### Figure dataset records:
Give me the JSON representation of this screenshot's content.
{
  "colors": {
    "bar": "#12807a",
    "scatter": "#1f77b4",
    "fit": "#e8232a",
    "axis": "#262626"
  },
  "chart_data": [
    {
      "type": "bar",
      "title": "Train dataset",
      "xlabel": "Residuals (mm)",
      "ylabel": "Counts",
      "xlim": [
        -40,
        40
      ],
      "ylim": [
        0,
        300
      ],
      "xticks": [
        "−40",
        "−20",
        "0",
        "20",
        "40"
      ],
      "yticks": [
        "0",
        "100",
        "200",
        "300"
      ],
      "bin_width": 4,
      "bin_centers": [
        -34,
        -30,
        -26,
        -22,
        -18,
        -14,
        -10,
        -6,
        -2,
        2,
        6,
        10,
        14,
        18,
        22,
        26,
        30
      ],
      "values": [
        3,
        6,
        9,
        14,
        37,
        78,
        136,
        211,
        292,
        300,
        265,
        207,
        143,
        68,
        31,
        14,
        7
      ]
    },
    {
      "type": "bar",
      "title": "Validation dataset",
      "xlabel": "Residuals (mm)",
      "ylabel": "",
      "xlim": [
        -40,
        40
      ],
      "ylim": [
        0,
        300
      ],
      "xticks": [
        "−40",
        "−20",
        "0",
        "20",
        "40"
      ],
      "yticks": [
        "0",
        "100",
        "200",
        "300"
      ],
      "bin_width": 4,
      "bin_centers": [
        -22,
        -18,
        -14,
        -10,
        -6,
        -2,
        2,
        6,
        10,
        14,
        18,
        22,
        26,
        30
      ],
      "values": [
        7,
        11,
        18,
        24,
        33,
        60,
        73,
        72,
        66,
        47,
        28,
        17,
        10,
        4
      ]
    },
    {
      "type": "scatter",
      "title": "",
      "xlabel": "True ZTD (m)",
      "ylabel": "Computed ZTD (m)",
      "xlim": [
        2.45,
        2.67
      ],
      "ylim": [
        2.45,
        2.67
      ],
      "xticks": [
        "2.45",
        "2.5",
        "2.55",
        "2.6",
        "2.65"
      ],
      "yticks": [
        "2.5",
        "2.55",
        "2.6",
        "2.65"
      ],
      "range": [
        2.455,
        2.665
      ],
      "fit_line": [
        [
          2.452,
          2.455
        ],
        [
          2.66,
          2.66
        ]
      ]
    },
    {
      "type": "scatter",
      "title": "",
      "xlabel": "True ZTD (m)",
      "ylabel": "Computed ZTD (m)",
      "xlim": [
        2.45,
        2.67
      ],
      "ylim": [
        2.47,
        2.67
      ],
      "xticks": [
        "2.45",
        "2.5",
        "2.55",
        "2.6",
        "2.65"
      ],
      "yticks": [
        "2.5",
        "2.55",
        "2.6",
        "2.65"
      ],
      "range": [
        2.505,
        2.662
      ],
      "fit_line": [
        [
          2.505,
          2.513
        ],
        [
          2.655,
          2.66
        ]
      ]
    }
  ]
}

==

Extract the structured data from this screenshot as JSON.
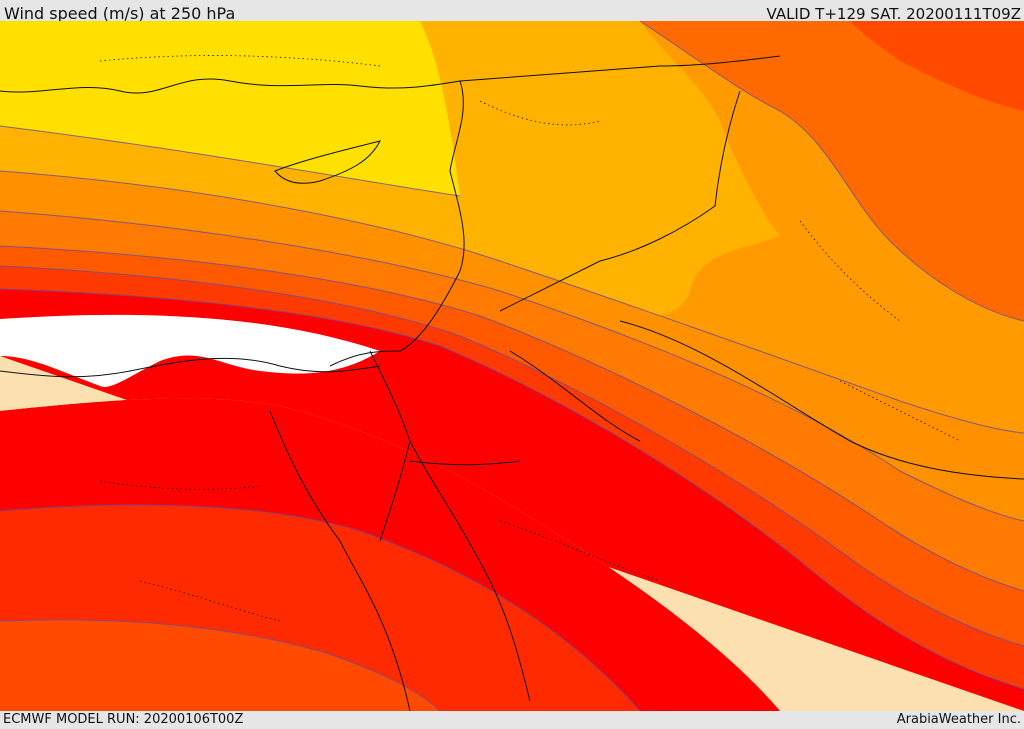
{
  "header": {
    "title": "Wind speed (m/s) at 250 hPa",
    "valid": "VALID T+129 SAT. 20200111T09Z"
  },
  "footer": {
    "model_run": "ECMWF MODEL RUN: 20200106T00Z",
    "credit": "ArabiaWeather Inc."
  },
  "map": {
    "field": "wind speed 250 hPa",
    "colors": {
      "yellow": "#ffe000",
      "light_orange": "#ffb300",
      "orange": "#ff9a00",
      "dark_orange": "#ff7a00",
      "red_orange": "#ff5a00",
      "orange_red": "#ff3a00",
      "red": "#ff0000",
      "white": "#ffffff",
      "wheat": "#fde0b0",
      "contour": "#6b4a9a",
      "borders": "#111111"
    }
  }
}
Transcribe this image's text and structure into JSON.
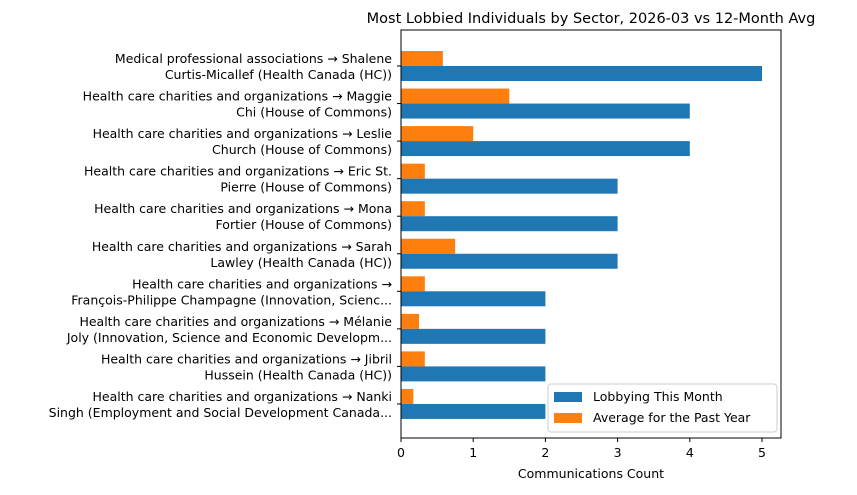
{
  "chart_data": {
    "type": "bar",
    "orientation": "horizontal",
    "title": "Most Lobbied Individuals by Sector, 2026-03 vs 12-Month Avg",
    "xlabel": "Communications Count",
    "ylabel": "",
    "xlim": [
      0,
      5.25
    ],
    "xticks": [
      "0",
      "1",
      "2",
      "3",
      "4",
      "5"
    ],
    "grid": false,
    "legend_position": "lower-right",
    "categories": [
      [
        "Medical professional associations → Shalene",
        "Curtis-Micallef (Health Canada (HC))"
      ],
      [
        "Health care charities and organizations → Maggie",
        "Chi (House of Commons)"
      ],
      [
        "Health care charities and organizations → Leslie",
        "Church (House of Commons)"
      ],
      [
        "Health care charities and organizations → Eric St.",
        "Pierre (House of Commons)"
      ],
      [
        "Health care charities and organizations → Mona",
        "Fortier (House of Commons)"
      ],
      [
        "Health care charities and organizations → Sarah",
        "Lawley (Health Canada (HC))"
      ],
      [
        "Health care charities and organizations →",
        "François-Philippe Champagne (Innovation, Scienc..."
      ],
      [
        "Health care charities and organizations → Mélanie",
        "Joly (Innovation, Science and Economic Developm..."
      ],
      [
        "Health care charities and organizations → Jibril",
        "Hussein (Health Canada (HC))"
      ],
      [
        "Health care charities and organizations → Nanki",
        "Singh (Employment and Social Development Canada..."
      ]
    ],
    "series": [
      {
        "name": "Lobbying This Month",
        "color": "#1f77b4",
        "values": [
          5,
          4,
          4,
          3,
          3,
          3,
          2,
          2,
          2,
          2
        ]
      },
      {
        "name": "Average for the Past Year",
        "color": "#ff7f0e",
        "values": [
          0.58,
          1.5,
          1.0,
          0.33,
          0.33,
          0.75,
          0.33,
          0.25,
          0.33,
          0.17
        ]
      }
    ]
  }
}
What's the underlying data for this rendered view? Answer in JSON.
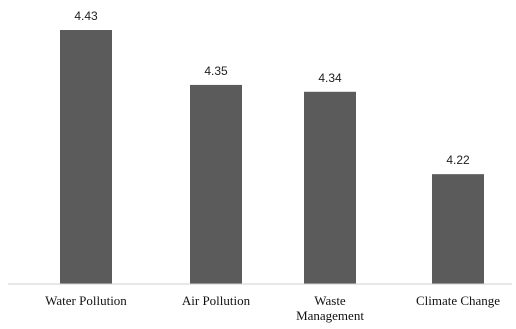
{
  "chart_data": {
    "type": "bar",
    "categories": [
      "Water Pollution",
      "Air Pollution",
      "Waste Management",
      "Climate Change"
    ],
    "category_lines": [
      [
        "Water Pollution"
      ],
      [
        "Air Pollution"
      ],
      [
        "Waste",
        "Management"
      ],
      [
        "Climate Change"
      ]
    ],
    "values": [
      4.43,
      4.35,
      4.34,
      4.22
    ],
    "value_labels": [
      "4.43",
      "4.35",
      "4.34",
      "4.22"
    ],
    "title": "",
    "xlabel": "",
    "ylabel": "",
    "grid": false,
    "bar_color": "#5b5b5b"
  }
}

* * *

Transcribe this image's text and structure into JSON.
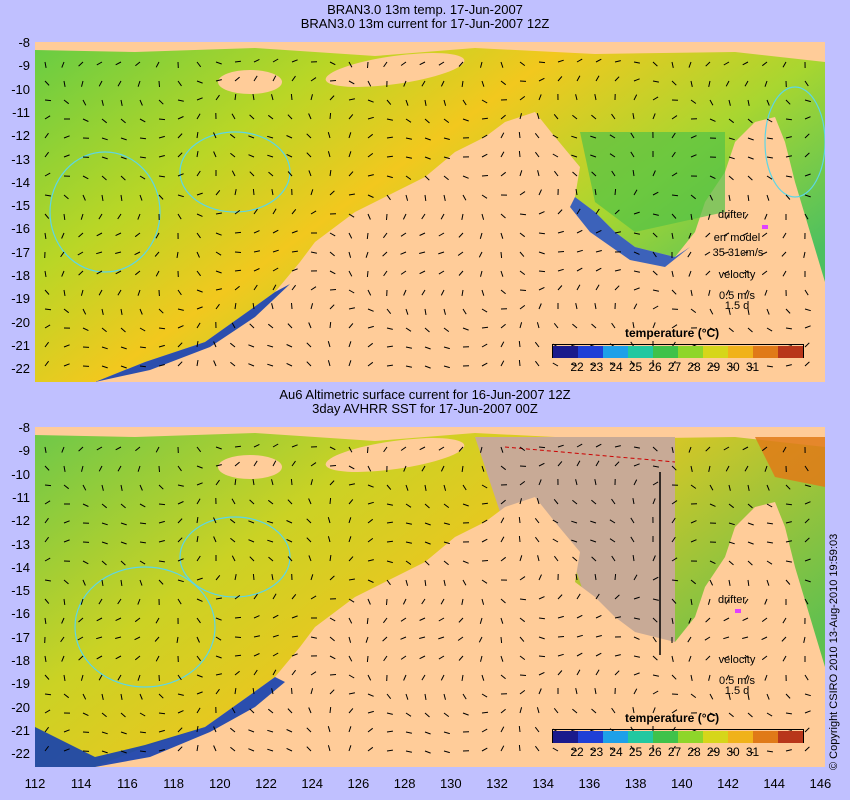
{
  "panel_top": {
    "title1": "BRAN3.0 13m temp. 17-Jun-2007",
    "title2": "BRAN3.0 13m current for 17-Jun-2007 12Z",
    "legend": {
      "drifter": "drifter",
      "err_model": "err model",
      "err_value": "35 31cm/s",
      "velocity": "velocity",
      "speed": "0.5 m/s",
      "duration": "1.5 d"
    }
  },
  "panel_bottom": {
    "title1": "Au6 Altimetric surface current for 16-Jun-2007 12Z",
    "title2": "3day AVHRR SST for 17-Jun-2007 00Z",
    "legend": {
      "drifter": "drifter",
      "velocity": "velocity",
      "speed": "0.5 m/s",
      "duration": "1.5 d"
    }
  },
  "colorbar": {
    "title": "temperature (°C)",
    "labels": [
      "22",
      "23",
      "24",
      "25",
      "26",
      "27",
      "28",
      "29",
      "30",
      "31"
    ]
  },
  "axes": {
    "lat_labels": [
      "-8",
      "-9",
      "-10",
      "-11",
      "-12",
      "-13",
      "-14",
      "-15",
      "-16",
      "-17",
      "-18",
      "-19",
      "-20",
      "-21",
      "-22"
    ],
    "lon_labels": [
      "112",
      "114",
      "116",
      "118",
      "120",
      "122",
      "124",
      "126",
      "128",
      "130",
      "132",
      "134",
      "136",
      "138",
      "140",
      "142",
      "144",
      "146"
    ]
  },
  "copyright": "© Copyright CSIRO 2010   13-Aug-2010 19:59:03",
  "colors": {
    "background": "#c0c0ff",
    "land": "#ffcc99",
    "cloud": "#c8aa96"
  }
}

### Exercise description:
Copy out every line from the records that has the word "Innovation".

### Problem solution:
        "François-Philippe Champagne (Innovation, Scienc..."
        "Joly (Innovation, Science and Economic Developm..."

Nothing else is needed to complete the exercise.